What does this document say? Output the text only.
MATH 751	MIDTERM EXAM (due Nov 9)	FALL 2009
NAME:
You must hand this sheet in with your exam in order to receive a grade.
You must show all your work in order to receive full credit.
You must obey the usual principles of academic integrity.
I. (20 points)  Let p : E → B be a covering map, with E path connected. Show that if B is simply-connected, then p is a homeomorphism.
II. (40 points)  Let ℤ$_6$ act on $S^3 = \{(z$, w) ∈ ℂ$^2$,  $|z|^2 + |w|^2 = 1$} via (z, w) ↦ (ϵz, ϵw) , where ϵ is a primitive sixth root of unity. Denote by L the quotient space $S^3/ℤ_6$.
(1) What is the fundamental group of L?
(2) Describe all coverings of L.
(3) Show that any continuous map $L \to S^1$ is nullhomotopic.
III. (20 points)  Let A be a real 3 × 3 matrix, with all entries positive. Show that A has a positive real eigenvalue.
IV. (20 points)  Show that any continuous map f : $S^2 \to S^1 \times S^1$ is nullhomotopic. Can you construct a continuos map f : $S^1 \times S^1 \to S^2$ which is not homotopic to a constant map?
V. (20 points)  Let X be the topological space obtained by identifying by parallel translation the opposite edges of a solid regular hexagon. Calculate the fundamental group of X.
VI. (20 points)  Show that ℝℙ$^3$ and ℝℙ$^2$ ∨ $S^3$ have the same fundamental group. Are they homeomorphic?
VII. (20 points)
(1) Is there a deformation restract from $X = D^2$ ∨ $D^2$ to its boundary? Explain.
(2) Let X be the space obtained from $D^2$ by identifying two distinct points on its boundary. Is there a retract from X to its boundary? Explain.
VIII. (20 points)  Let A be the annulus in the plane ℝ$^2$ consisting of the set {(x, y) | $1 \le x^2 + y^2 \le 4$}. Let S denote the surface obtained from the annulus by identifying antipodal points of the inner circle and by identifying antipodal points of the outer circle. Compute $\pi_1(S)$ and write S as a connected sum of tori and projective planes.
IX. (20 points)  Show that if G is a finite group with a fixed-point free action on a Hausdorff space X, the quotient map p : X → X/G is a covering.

------------

● GIVEN REQUEST: Reproduce each record shown above without altering a single word.

● OUTPUT FOR THIS TASK:
What does this document say? Output the text only.
MATH 751	MIDTERM EXAM (due Nov 9)	FALL 2009
NAME:
You must hand this sheet in with your exam in order to receive a grade.
You must show all your work in order to receive full credit.
You must obey the usual principles of academic integrity.
I. (20 points)  Let p : E → B be a covering map, with E path connected. Show that if B is simply-connected, then p is a homeomorphism.
II. (40 points)  Let ℤ$_6$ act on $S^3 = \{(z$, w) ∈ ℂ$^2$,  $|z|^2 + |w|^2 = 1$} via (z, w) ↦ (ϵz, ϵw) , where ϵ is a primitive sixth root of unity. Denote by L the quotient space $S^3/ℤ_6$.
(1) What is the fundamental group of L?
(2) Describe all coverings of L.
(3) Show that any continuous map $L \to S^1$ is nullhomotopic.
III. (20 points)  Let A be a real 3 × 3 matrix, with all entries positive. Show that A has a positive real eigenvalue.
IV. (20 points)  Show that any continuous map f : $S^2 \to S^1 \times S^1$ is nullhomotopic. Can you construct a continuos map f : $S^1 \times S^1 \to S^2$ which is not homotopic to a constant map?
V. (20 points)  Let X be the topological space obtained by identifying by parallel translation the opposite edges of a solid regular hexagon. Calculate the fundamental group of X.
VI. (20 points)  Show that ℝℙ$^3$ and ℝℙ$^2$ ∨ $S^3$ have the same fundamental group. Are they homeomorphic?
VII. (20 points)
(1) Is there a deformation restract from $X = D^2$ ∨ $D^2$ to its boundary? Explain.
(2) Let X be the space obtained from $D^2$ by identifying two distinct points on its boundary. Is there a retract from X to its boundary? Explain.
VIII. (20 points)  Let A be the annulus in the plane ℝ$^2$ consisting of the set {(x, y) | $1 \le x^2 + y^2 \le 4$}. Let S denote the surface obtained from the annulus by identifying antipodal points of the inner circle and by identifying antipodal points of the outer circle. Compute $\pi_1(S)$ and write S as a connected sum of tori and projective planes.
IX. (20 points)  Show that if G is a finite group with a fixed-point free action on a Hausdorff space X, the quotient map p : X → X/G is a covering.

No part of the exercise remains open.